### Short problem:
The entries below are to be written out again without alteration.

= = =

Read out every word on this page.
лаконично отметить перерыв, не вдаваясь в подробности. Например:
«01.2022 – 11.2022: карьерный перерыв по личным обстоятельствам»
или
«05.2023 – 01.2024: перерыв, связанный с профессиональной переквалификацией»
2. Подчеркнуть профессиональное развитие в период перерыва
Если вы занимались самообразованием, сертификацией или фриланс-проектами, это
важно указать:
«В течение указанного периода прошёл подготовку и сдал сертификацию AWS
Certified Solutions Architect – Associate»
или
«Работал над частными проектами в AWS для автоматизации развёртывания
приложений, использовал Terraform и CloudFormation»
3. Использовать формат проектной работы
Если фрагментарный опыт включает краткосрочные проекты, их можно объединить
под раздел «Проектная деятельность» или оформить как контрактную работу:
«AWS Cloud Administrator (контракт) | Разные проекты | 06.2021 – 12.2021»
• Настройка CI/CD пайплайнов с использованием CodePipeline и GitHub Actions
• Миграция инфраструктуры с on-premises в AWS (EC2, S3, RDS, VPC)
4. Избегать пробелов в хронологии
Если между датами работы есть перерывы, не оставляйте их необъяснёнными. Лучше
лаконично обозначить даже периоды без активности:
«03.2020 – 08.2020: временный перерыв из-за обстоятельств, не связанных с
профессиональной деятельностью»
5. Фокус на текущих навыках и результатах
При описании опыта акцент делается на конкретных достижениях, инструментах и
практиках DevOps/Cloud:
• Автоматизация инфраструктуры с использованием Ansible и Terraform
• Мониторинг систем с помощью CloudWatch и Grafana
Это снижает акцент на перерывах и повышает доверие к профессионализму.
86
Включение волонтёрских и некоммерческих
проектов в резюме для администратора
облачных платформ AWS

= = =

### Written reply:
Read out every word on this page.
лаконично отметить перерыв, не вдаваясь в подробности. Например:
«01.2022 – 11.2022: карьерный перерыв по личным обстоятельствам»
или
«05.2023 – 01.2024: перерыв, связанный с профессиональной переквалификацией»
2. Подчеркнуть профессиональное развитие в период перерыва
Если вы занимались самообразованием, сертификацией или фриланс-проектами, это
важно указать:
«В течение указанного периода прошёл подготовку и сдал сертификацию AWS
Certified Solutions Architect – Associate»
или
«Работал над частными проектами в AWS для автоматизации развёртывания
приложений, использовал Terraform и CloudFormation»
3. Использовать формат проектной работы
Если фрагментарный опыт включает краткосрочные проекты, их можно объединить
под раздел «Проектная деятельность» или оформить как контрактную работу:
«AWS Cloud Administrator (контракт) | Разные проекты | 06.2021 – 12.2021»
• Настройка CI/CD пайплайнов с использованием CodePipeline и GitHub Actions
• Миграция инфраструктуры с on-premises в AWS (EC2, S3, RDS, VPC)
4. Избегать пробелов в хронологии
Если между датами работы есть перерывы, не оставляйте их необъяснёнными. Лучше
лаконично обозначить даже периоды без активности:
«03.2020 – 08.2020: временный перерыв из-за обстоятельств, не связанных с
профессиональной деятельностью»
5. Фокус на текущих навыках и результатах
При описании опыта акцент делается на конкретных достижениях, инструментах и
практиках DevOps/Cloud:
• Автоматизация инфраструктуры с использованием Ansible и Terraform
• Мониторинг систем с помощью CloudWatch и Grafana
Это снижает акцент на перерывах и повышает доверие к профессионализму.
86
Включение волонтёрских и некоммерческих
проектов в резюме для администратора
облачных платформ AWS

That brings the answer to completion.